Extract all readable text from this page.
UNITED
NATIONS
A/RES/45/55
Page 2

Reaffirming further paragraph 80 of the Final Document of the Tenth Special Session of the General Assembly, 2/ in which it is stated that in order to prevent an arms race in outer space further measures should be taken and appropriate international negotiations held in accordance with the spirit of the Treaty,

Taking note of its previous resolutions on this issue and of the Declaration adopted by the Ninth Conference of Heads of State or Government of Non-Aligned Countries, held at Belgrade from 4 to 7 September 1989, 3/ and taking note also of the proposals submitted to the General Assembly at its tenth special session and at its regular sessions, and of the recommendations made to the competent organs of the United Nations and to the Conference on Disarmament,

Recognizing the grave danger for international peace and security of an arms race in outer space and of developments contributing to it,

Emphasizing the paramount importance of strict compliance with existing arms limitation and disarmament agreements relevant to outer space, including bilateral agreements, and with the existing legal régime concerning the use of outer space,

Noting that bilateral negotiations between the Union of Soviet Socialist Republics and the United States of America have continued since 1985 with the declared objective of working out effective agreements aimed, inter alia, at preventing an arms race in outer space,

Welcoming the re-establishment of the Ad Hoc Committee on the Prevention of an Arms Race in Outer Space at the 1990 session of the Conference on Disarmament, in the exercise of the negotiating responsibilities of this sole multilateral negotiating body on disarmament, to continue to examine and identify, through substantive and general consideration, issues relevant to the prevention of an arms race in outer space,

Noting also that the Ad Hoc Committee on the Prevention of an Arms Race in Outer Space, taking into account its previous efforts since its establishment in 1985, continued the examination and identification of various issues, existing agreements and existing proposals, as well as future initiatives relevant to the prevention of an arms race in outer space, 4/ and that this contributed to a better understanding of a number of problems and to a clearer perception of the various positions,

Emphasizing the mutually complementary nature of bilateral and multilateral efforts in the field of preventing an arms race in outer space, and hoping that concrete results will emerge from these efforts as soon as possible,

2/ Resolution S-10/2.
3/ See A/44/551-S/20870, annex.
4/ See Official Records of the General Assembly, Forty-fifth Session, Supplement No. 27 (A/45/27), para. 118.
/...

# [Work to do]
Copy every line that contains the string "Emphasizing".

# [The answer]
Emphasizing the paramount importance of strict compliance with existing arms limitation and disarmament agreements relevant to outer space, including bilateral agreements, and with the existing legal régime concerning the use of outer space,
Emphasizing the mutually complementary nature of bilateral and multilateral efforts in the field of preventing an arms race in outer space, and hoping that concrete results will emerge from these efforts as soon as possible,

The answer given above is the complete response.